## MATERIAL SHOWN
★ ★ ★ ★ ★ ★ ★

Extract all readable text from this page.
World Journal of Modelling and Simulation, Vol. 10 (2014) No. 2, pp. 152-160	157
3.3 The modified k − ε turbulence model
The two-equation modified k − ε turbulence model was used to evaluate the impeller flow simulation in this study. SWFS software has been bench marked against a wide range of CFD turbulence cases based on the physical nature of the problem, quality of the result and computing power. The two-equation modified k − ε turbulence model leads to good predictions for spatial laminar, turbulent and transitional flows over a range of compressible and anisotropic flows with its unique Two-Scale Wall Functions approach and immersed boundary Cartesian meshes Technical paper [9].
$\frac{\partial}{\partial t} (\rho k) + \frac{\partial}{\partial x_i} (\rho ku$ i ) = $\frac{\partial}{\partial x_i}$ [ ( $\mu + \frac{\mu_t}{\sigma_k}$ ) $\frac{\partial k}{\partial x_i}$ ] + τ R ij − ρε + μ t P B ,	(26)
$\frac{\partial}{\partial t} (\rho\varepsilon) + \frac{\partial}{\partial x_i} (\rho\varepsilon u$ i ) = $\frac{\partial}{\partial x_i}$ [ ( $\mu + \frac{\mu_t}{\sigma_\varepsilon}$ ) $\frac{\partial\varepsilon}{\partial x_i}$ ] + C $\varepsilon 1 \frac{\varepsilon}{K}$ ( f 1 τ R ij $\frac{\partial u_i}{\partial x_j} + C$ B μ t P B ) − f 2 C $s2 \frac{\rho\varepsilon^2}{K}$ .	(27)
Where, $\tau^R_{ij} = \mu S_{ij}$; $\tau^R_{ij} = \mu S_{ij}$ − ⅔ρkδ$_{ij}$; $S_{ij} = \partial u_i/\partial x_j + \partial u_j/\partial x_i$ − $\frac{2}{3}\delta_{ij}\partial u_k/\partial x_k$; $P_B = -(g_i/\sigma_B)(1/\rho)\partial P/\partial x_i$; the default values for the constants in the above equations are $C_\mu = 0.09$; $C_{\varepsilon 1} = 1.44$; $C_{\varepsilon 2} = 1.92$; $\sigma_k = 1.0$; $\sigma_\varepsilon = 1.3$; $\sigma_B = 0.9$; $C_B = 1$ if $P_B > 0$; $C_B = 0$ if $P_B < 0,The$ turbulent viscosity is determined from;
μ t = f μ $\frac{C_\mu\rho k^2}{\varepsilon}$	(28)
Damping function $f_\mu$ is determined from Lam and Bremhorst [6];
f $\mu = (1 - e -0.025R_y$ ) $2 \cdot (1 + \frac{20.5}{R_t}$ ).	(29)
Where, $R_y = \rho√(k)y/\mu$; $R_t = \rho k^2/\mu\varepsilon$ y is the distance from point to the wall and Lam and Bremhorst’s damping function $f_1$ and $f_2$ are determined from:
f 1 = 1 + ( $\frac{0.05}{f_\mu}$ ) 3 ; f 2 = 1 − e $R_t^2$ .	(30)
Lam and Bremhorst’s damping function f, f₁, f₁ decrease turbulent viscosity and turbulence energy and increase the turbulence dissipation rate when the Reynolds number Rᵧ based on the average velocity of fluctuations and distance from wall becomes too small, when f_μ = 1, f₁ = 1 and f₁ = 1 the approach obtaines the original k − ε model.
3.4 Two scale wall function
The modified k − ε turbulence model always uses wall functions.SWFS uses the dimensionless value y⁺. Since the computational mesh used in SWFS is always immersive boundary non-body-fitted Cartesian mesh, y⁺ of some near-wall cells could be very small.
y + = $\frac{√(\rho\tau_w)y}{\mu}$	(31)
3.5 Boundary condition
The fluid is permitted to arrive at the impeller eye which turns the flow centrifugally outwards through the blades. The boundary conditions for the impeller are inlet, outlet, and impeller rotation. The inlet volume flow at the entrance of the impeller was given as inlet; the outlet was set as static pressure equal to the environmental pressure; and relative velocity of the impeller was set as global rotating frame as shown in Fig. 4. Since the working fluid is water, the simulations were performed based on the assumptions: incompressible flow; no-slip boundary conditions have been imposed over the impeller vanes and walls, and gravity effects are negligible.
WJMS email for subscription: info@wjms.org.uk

★ ★ ★ ★ ★ ★ ★

## ACTIVITY
All lines in the material are to be returned exactly.

## RESPONSE TO THE TASK
Extract all readable text from this page.
World Journal of Modelling and Simulation, Vol. 10 (2014) No. 2, pp. 152-160	157
3.3 The modified k − ε turbulence model
The two-equation modified k − ε turbulence model was used to evaluate the impeller flow simulation in this study. SWFS software has been bench marked against a wide range of CFD turbulence cases based on the physical nature of the problem, quality of the result and computing power. The two-equation modified k − ε turbulence model leads to good predictions for spatial laminar, turbulent and transitional flows over a range of compressible and anisotropic flows with its unique Two-Scale Wall Functions approach and immersed boundary Cartesian meshes Technical paper [9].
$\frac{\partial}{\partial t} (\rho k) + \frac{\partial}{\partial x_i} (\rho ku$ i ) = $\frac{\partial}{\partial x_i}$ [ ( $\mu + \frac{\mu_t}{\sigma_k}$ ) $\frac{\partial k}{\partial x_i}$ ] + τ R ij − ρε + μ t P B ,	(26)
$\frac{\partial}{\partial t} (\rho\varepsilon) + \frac{\partial}{\partial x_i} (\rho\varepsilon u$ i ) = $\frac{\partial}{\partial x_i}$ [ ( $\mu + \frac{\mu_t}{\sigma_\varepsilon}$ ) $\frac{\partial\varepsilon}{\partial x_i}$ ] + C $\varepsilon 1 \frac{\varepsilon}{K}$ ( f 1 τ R ij $\frac{\partial u_i}{\partial x_j} + C$ B μ t P B ) − f 2 C $s2 \frac{\rho\varepsilon^2}{K}$ .	(27)
Where, $\tau^R_{ij} = \mu S_{ij}$; $\tau^R_{ij} = \mu S_{ij}$ − ⅔ρkδ$_{ij}$; $S_{ij} = \partial u_i/\partial x_j + \partial u_j/\partial x_i$ − $\frac{2}{3}\delta_{ij}\partial u_k/\partial x_k$; $P_B = -(g_i/\sigma_B)(1/\rho)\partial P/\partial x_i$; the default values for the constants in the above equations are $C_\mu = 0.09$; $C_{\varepsilon 1} = 1.44$; $C_{\varepsilon 2} = 1.92$; $\sigma_k = 1.0$; $\sigma_\varepsilon = 1.3$; $\sigma_B = 0.9$; $C_B = 1$ if $P_B > 0$; $C_B = 0$ if $P_B < 0,The$ turbulent viscosity is determined from;
μ t = f μ $\frac{C_\mu\rho k^2}{\varepsilon}$	(28)
Damping function $f_\mu$ is determined from Lam and Bremhorst [6];
f $\mu = (1 - e -0.025R_y$ ) $2 \cdot (1 + \frac{20.5}{R_t}$ ).	(29)
Where, $R_y = \rho√(k)y/\mu$; $R_t = \rho k^2/\mu\varepsilon$ y is the distance from point to the wall and Lam and Bremhorst’s damping function $f_1$ and $f_2$ are determined from:
f 1 = 1 + ( $\frac{0.05}{f_\mu}$ ) 3 ; f 2 = 1 − e $R_t^2$ .	(30)
Lam and Bremhorst’s damping function f, f₁, f₁ decrease turbulent viscosity and turbulence energy and increase the turbulence dissipation rate when the Reynolds number Rᵧ based on the average velocity of fluctuations and distance from wall becomes too small, when f_μ = 1, f₁ = 1 and f₁ = 1 the approach obtaines the original k − ε model.
3.4 Two scale wall function
The modified k − ε turbulence model always uses wall functions.SWFS uses the dimensionless value y⁺. Since the computational mesh used in SWFS is always immersive boundary non-body-fitted Cartesian mesh, y⁺ of some near-wall cells could be very small.
y + = $\frac{√(\rho\tau_w)y}{\mu}$	(31)
3.5 Boundary condition
The fluid is permitted to arrive at the impeller eye which turns the flow centrifugally outwards through the blades. The boundary conditions for the impeller are inlet, outlet, and impeller rotation. The inlet volume flow at the entrance of the impeller was given as inlet; the outlet was set as static pressure equal to the environmental pressure; and relative velocity of the impeller was set as global rotating frame as shown in Fig. 4. Since the working fluid is water, the simulations were performed based on the assumptions: incompressible flow; no-slip boundary conditions have been imposed over the impeller vanes and walls, and gravity effects are negligible.
WJMS email for subscription: info@wjms.org.uk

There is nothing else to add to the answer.